BRIEF:
Skip the pictures and quote all of the lines exactly.

####

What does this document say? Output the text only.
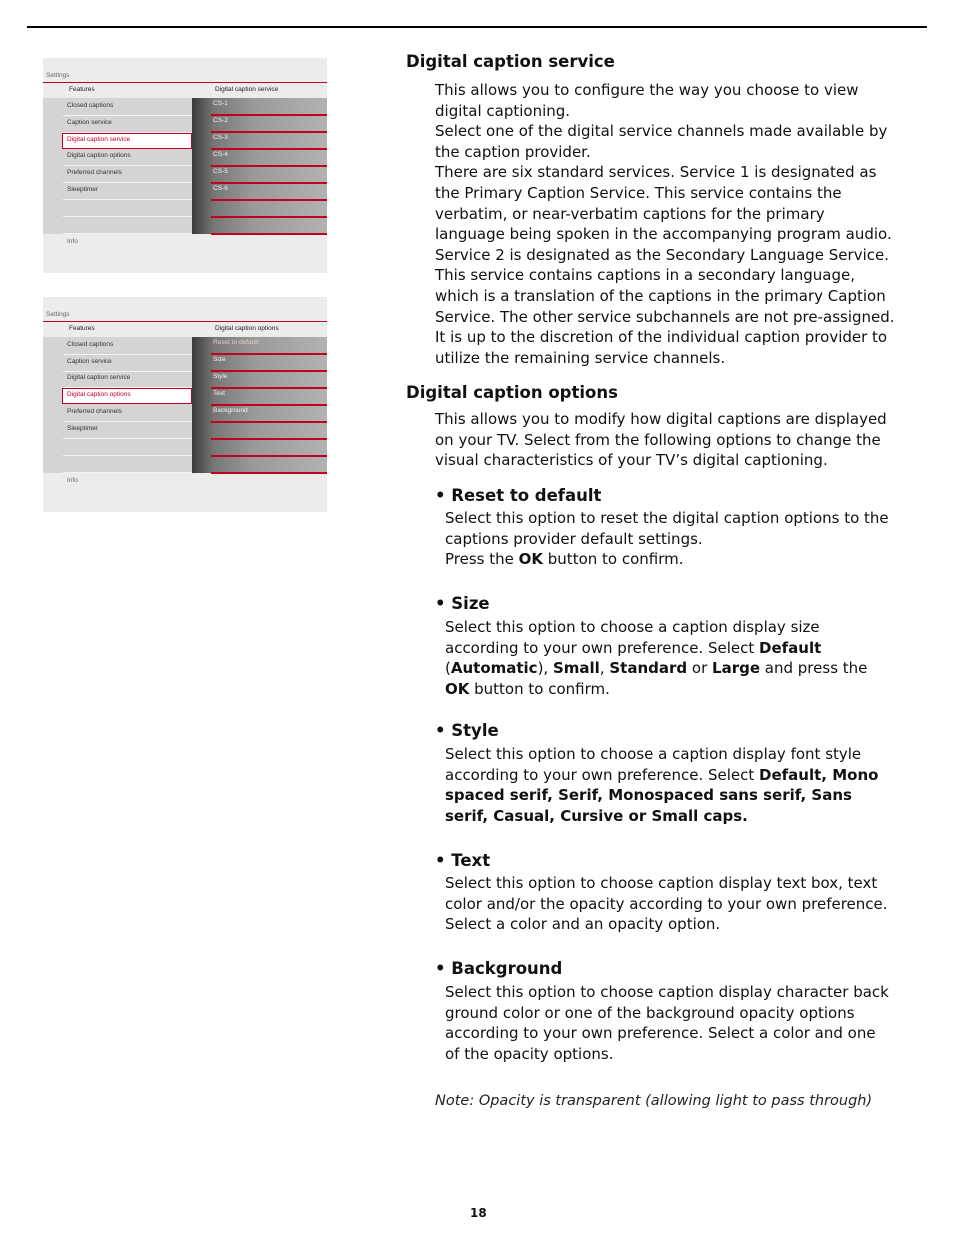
Settings
Features	Digital caption service
Closed captions
Caption service
Digital caption service
Digital caption options
Preferred channels
Sleeptimer
CS-1
CS-2
CS-3
CS-4
CS-5
CS-6
Info
Settings
Features	Digital caption options
Closed captions
Caption service
Digital caption service
Digital caption options
Preferred channels
Sleeptimer
Reset to default
Size
Style
Text
Background
Info
Digital caption service

This allows you to configure the way you choose to view digital captioning.

Select one of the digital service channels made available by the caption provider.

There are six standard services. Service 1 is designated as the Primary Caption Service. This service contains the verbatim, or near-verbatim captions for the primary language being spoken in the accompanying program audio.

Service 2 is designated as the Secondary Language Service. This service contains captions in a secondary language, which is a translation of the captions in the primary Caption Service. The other service subchannels are not pre-assigned.

It is up to the discretion of the individual caption provider to utilize the remaining service channels.

Digital caption options

This allows you to modify how digital captions are displayed on your TV. Select from the following options to change the visual characteristics of your TV’s digital captioning.

• Reset to default
Select this option to reset the digital caption options to the captions provider default settings.
Press the OK button to confirm.
• Size
Select this option to choose a caption display size according to your own preference. Select Default (Automatic), Small, Standard or Large and press the OK button to confirm.
• Style
Select this option to choose a caption display font style according to your own preference. Select Default, Mono spaced serif, Serif, Monospaced sans serif, Sans serif, Casual, Cursive or Small caps.
• Text
Select this option to choose caption display text box, text color and/or the opacity according to your own preference. Select a color and an opacity option.
• Background
Select this option to choose caption display character back ground color or one of the background opacity options according to your own preference. Select a color and one of the opacity options.
Note: Opacity is transparent (allowing light to pass through)
18
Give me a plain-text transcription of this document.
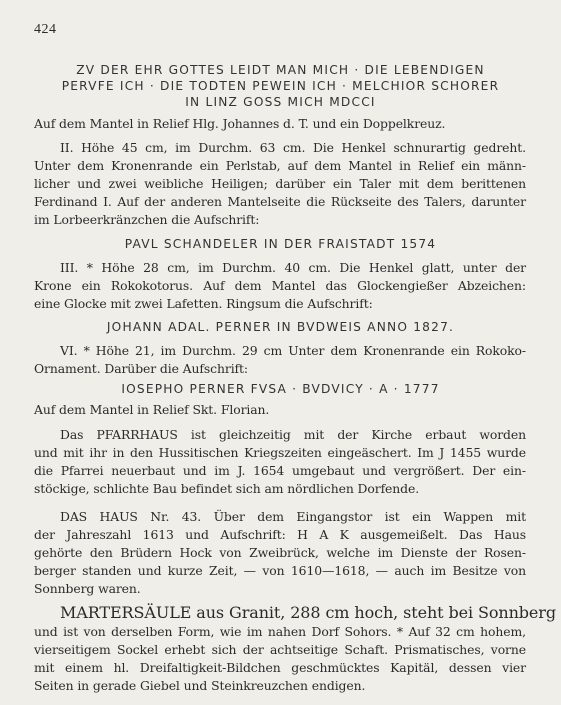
424
ZV DER EHR GOTTES LEIDT MAN MICH · DIE LEBENDIGEN
PERVFE ICH · DIE TODTEN PEWEIN ICH · MELCHIOR SCHORER
IN LINZ GOSS MICH MDCCI
Auf dem Mantel in Relief Hlg. Johannes d. T. und ein Doppelkreuz.
II. Höhe 45 cm, im Durchm. 63 cm. Die Henkel schnurartig gedreht.
Unter dem Kronenrande ein Perlstab, auf dem Mantel in Relief ein männ-
licher und zwei weibliche Heiligen; darüber ein Taler mit dem berittenen
Ferdinand I. Auf der anderen Mantelseite die Rückseite des Talers, darunter
im Lorbeerkränzchen die Aufschrift:
PAVL SCHANDELER IN DER FRAISTADT 1574
III. * Höhe 28 cm, im Durchm. 40 cm. Die Henkel glatt, unter der
Krone ein Rokokotorus. Auf dem Mantel das Glockengießer Abzeichen:
eine Glocke mit zwei Lafetten. Ringsum die Aufschrift:
JOHANN ADAL. PERNER IN BVDWEIS ANNO 1827.
VI. * Höhe 21, im Durchm. 29 cm Unter dem Kronenrande ein Rokoko-
Ornament. Darüber die Aufschrift:
IOSEPHO PERNER FVSA · BVDVICY · A · 1777
Auf dem Mantel in Relief Skt. Florian.
Das PFARRHAUS ist gleichzeitig mit der Kirche erbaut worden
und mit ihr in den Hussitischen Kriegszeiten eingeäschert. Im J 1455 wurde
die Pfarrei neuerbaut und im J. 1654 umgebaut und vergrößert. Der ein-
stöckige, schlichte Bau befindet sich am nördlichen Dorfende.
DAS HAUS Nr. 43. Über dem Eingangstor ist ein Wappen mit
der Jahreszahl 1613 und Aufschrift: H A K ausgemeißelt. Das Haus
gehörte den Brüdern Hock von Zweibrück, welche im Dienste der Rosen-
berger standen und kurze Zeit, — von 1610—1618, — auch im Besitze von
Sonnberg waren.
MARTERSÄULE aus Granit, 288 cm hoch, steht bei Sonnberg
und ist von derselben Form, wie im nahen Dorf Sohors. * Auf 32 cm hohem,
vierseitigem Sockel erhebt sich der achtseitige Schaft. Prismatisches, vorne
mit einem hl. Dreifaltigkeit-Bildchen geschmücktes Kapitäl, dessen vier
Seiten in gerade Giebel und Steinkreuzchen endigen.
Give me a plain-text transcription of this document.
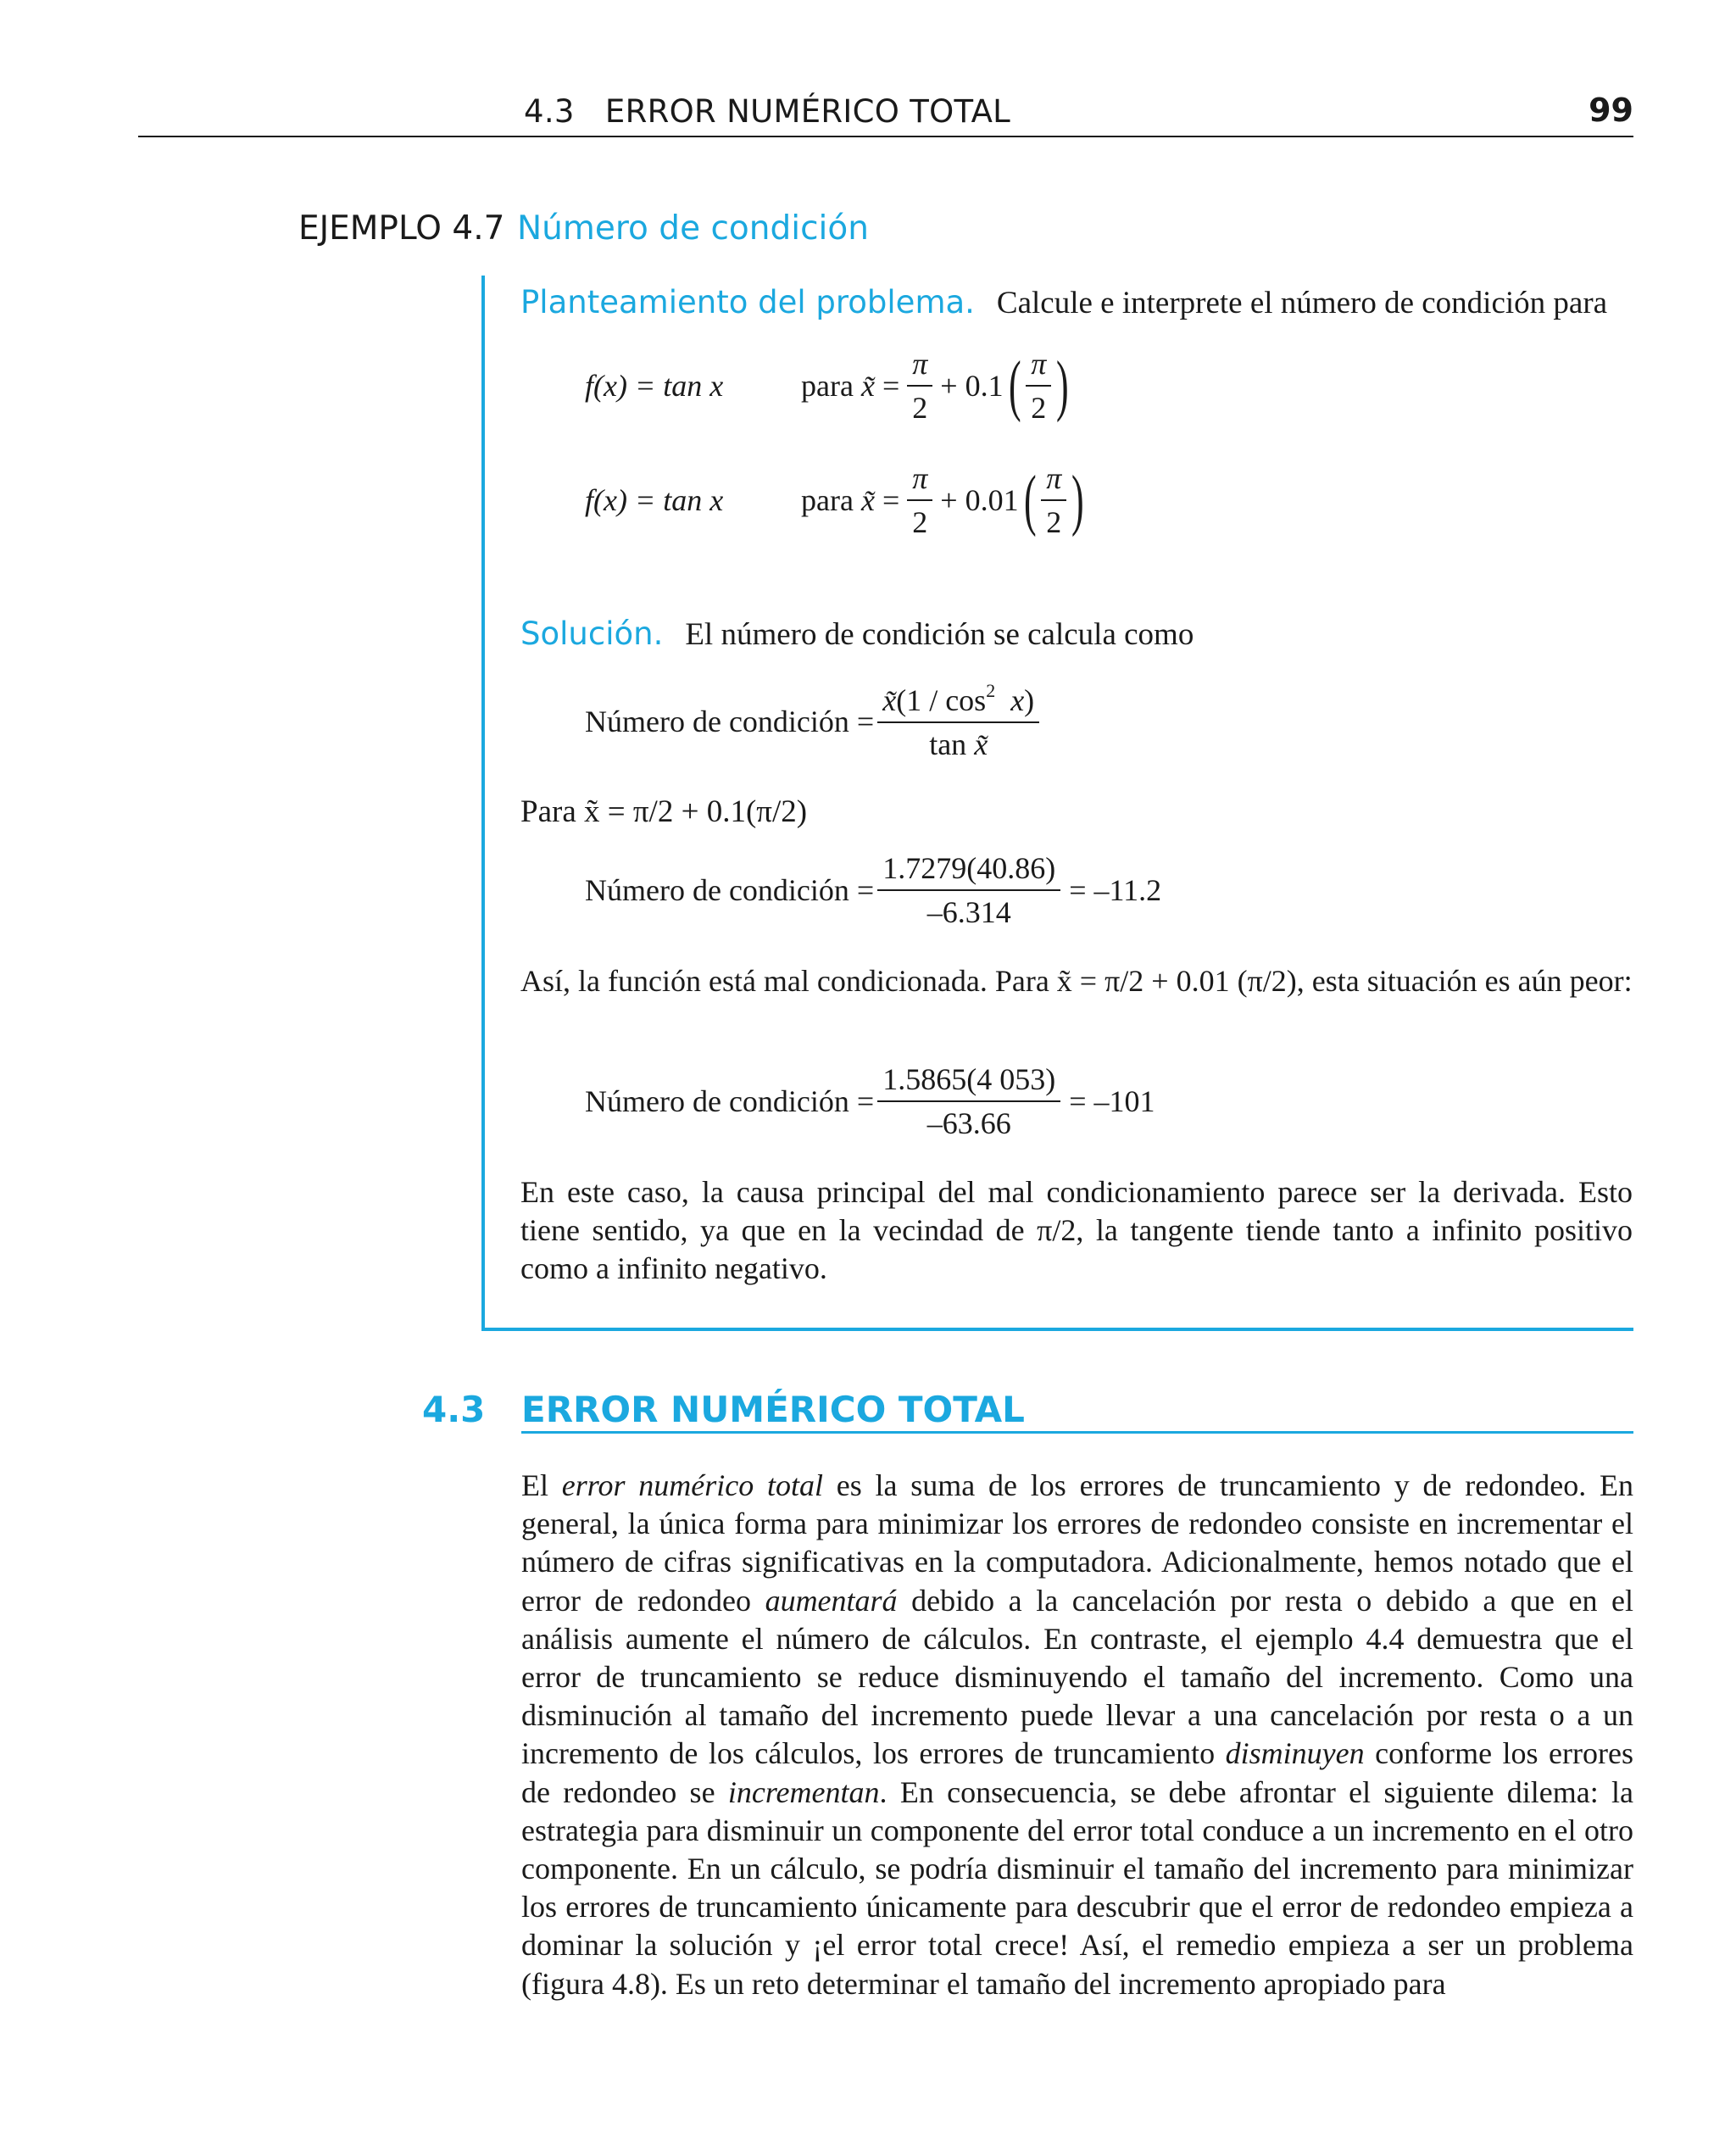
4.3   ERROR NUMÉRICO TOTAL	99
EJEMPLO 4.7 Número de condición
Planteamiento del problema. Calcule e interprete el número de condición para
f(x) = tan x	para x̃ = $\frac{\pi}{2} + 0.1$ ( $\frac{\pi}{2}$ )
f(x) = tan x	para x̃ = $\frac{\pi}{2} + 0.01$ ( $\frac{\pi}{2}$ )
Solución. El número de condición se calcula como
Número de condición = $\frac{x̃(1 / \cos^2 x)}{\text{tan x̃}}$
Para x̃ = π/2 + 0.1(π/2)
Número de condición = $\frac{1.7279(40.86)}{-6.314} = -11.2$
Así, la función está mal condicionada. Para x̃ = π/2 + 0.01 (π/2), esta situación es aún peor:
Número de condición = $\frac{1.5865(4 053)}{-63.66} = -101$
En este caso, la causa principal del mal condicionamiento parece ser la derivada. Esto tiene sentido, ya que en la vecindad de π/2, la tangente tiende tanto a infinito positivo como a infinito negativo.
4.3 ERROR NUMÉRICO TOTAL
El error numérico total es la suma de los errores de truncamiento y de redondeo. En general, la única forma para minimizar los errores de redondeo consiste en incrementar el número de cifras significativas en la computadora. Adicionalmente, hemos notado que el error de redondeo aumentará debido a la cancelación por resta o debido a que en el análisis aumente el número de cálculos. En contraste, el ejemplo 4.4 demuestra que el error de truncamiento se reduce disminuyendo el tamaño del incremento. Como una disminución al tamaño del incremento puede llevar a una cancelación por resta o a un incremento de los cálculos, los errores de truncamiento disminuyen conforme los errores de redondeo se incrementan. En consecuencia, se debe afrontar el siguiente dilema: la estrategia para disminuir un componente del error total conduce a un incremento en el otro componente. En un cálculo, se podría disminuir el tamaño del incremento para minimizar los errores de truncamiento únicamente para descubrir que el error de redondeo empieza a dominar la solución y ¡el error total crece! Así, el remedio empieza a ser un problema (figura 4.8). Es un reto determinar el tamaño del incremento apropiado para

####

EXERCISE RESPONSE:
What does this document say? Output the text only.
Settings
Features	Digital caption service
Closed captions
Caption service
Digital caption service
Digital caption options
Preferred channels
Sleeptimer
CS-1
CS-2
CS-3
CS-4
CS-5
CS-6
Info
Settings
Features	Digital caption options
Closed captions
Caption service
Digital caption service
Digital caption options
Preferred channels
Sleeptimer
Reset to default
Size
Style
Text
Background
Info
Digital caption service

This allows you to configure the way you choose to view digital captioning.

Select one of the digital service channels made available by the caption provider.

There are six standard services. Service 1 is designated as the Primary Caption Service. This service contains the verbatim, or near-verbatim captions for the primary language being spoken in the accompanying program audio.

Service 2 is designated as the Secondary Language Service. This service contains captions in a secondary language, which is a translation of the captions in the primary Caption Service. The other service subchannels are not pre-assigned.

It is up to the discretion of the individual caption provider to utilize the remaining service channels.

Digital caption options

This allows you to modify how digital captions are displayed on your TV. Select from the following options to change the visual characteristics of your TV’s digital captioning.

• Reset to default
Select this option to reset the digital caption options to the captions provider default settings.
Press the OK button to confirm.
• Size
Select this option to choose a caption display size according to your own preference. Select Default (Automatic), Small, Standard or Large and press the OK button to confirm.
• Style
Select this option to choose a caption display font style according to your own preference. Select Default, Mono spaced serif, Serif, Monospaced sans serif, Sans serif, Casual, Cursive or Small caps.
• Text
Select this option to choose caption display text box, text color and/or the opacity according to your own preference. Select a color and an opacity option.
• Background
Select this option to choose caption display character back ground color or one of the background opacity options according to your own preference. Select a color and one of the opacity options.
Note: Opacity is transparent (allowing light to pass through)
18
Give me a plain-text transcription of this document.
424
ZV DER EHR GOTTES LEIDT MAN MICH · DIE LEBENDIGEN
PERVFE ICH · DIE TODTEN PEWEIN ICH · MELCHIOR SCHORER
IN LINZ GOSS MICH MDCCI
Auf dem Mantel in Relief Hlg. Johannes d. T. und ein Doppelkreuz.
II. Höhe 45 cm, im Durchm. 63 cm. Die Henkel schnurartig gedreht.
Unter dem Kronenrande ein Perlstab, auf dem Mantel in Relief ein männ-
licher und zwei weibliche Heiligen; darüber ein Taler mit dem berittenen
Ferdinand I. Auf der anderen Mantelseite die Rückseite des Talers, darunter
im Lorbeerkränzchen die Aufschrift:
PAVL SCHANDELER IN DER FRAISTADT 1574
III. * Höhe 28 cm, im Durchm. 40 cm. Die Henkel glatt, unter der
Krone ein Rokokotorus. Auf dem Mantel das Glockengießer Abzeichen:
eine Glocke mit zwei Lafetten. Ringsum die Aufschrift:
JOHANN ADAL. PERNER IN BVDWEIS ANNO 1827.
VI. * Höhe 21, im Durchm. 29 cm Unter dem Kronenrande ein Rokoko-
Ornament. Darüber die Aufschrift:
IOSEPHO PERNER FVSA · BVDVICY · A · 1777
Auf dem Mantel in Relief Skt. Florian.
Das PFARRHAUS ist gleichzeitig mit der Kirche erbaut worden
und mit ihr in den Hussitischen Kriegszeiten eingeäschert. Im J 1455 wurde
die Pfarrei neuerbaut und im J. 1654 umgebaut und vergrößert. Der ein-
stöckige, schlichte Bau befindet sich am nördlichen Dorfende.
DAS HAUS Nr. 43. Über dem Eingangstor ist ein Wappen mit
der Jahreszahl 1613 und Aufschrift: H A K ausgemeißelt. Das Haus
gehörte den Brüdern Hock von Zweibrück, welche im Dienste der Rosen-
berger standen und kurze Zeit, — von 1610—1618, — auch im Besitze von
Sonnberg waren.
MARTERSÄULE aus Granit, 288 cm hoch, steht bei Sonnberg
und ist von derselben Form, wie im nahen Dorf Sohors. * Auf 32 cm hohem,
vierseitigem Sockel erhebt sich der achtseitige Schaft. Prismatisches, vorne
mit einem hl. Dreifaltigkeit-Bildchen geschmücktes Kapitäl, dessen vier
Seiten in gerade Giebel und Steinkreuzchen endigen.
Give me a plain-text transcription of this document.
4.3   ERROR NUMÉRICO TOTAL	99
EJEMPLO 4.7 Número de condición
Planteamiento del problema. Calcule e interprete el número de condición para
f(x) = tan x	para x̃ = $\frac{\pi}{2} + 0.1$ ( $\frac{\pi}{2}$ )
f(x) = tan x	para x̃ = $\frac{\pi}{2} + 0.01$ ( $\frac{\pi}{2}$ )
Solución. El número de condición se calcula como
Número de condición = $\frac{x̃(1 / \cos^2 x)}{\text{tan x̃}}$
Para x̃ = π/2 + 0.1(π/2)
Número de condición = $\frac{1.7279(40.86)}{-6.314} = -11.2$
Así, la función está mal condicionada. Para x̃ = π/2 + 0.01 (π/2), esta situación es aún peor:
Número de condición = $\frac{1.5865(4 053)}{-63.66} = -101$
En este caso, la causa principal del mal condicionamiento parece ser la derivada. Esto tiene sentido, ya que en la vecindad de π/2, la tangente tiende tanto a infinito positivo como a infinito negativo.
4.3 ERROR NUMÉRICO TOTAL
El error numérico total es la suma de los errores de truncamiento y de redondeo. En general, la única forma para minimizar los errores de redondeo consiste en incrementar el número de cifras significativas en la computadora. Adicionalmente, hemos notado que el error de redondeo aumentará debido a la cancelación por resta o debido a que en el análisis aumente el número de cálculos. En contraste, el ejemplo 4.4 demuestra que el error de truncamiento se reduce disminuyendo el tamaño del incremento. Como una disminución al tamaño del incremento puede llevar a una cancelación por resta o a un incremento de los cálculos, los errores de truncamiento disminuyen conforme los errores de redondeo se incrementan. En consecuencia, se debe afrontar el siguiente dilema: la estrategia para disminuir un componente del error total conduce a un incremento en el otro componente. En un cálculo, se podría disminuir el tamaño del incremento para minimizar los errores de truncamiento únicamente para descubrir que el error de redondeo empieza a dominar la solución y ¡el error total crece! Así, el remedio empieza a ser un problema (figura 4.8). Es un reto determinar el tamaño del incremento apropiado para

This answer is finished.